WHAT YOU WILL DO:
Search the records for "settings" and copy each line that holds it.

EXCERPTED DATA:
## Begin

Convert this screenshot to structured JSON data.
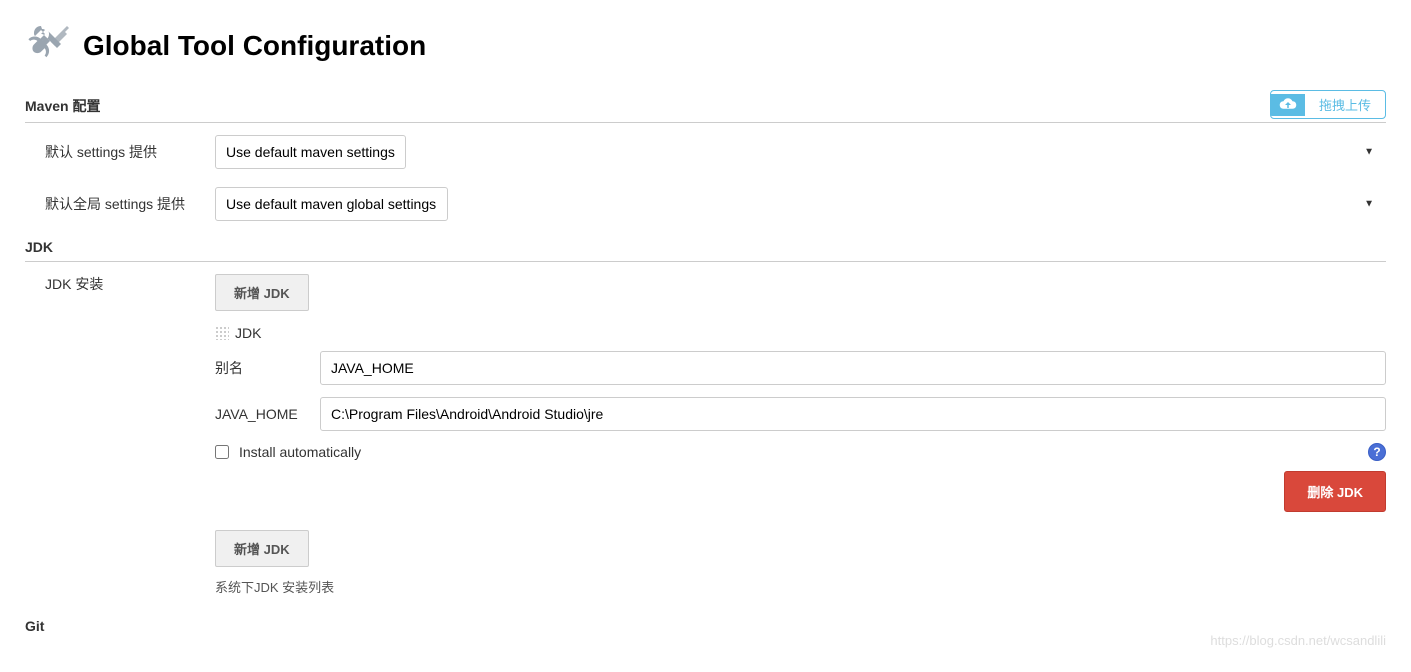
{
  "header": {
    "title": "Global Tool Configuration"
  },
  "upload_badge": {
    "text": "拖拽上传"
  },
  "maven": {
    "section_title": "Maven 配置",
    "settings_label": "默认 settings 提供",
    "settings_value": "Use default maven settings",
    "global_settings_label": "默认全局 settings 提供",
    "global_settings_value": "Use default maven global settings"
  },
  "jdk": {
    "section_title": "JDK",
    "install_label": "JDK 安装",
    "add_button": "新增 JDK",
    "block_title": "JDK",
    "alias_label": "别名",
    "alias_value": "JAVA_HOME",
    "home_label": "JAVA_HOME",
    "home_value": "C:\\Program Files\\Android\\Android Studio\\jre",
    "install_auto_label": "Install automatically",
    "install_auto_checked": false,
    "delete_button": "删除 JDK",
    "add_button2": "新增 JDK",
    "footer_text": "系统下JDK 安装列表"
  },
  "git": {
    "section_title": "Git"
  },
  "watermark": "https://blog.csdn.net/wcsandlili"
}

## End

ANSWER TO THIS TASK:
    "settings_label": "默认 settings 提供",
    "settings_value": "Use default maven settings",
    "global_settings_label": "默认全局 settings 提供",
    "global_settings_value": "Use default maven global settings"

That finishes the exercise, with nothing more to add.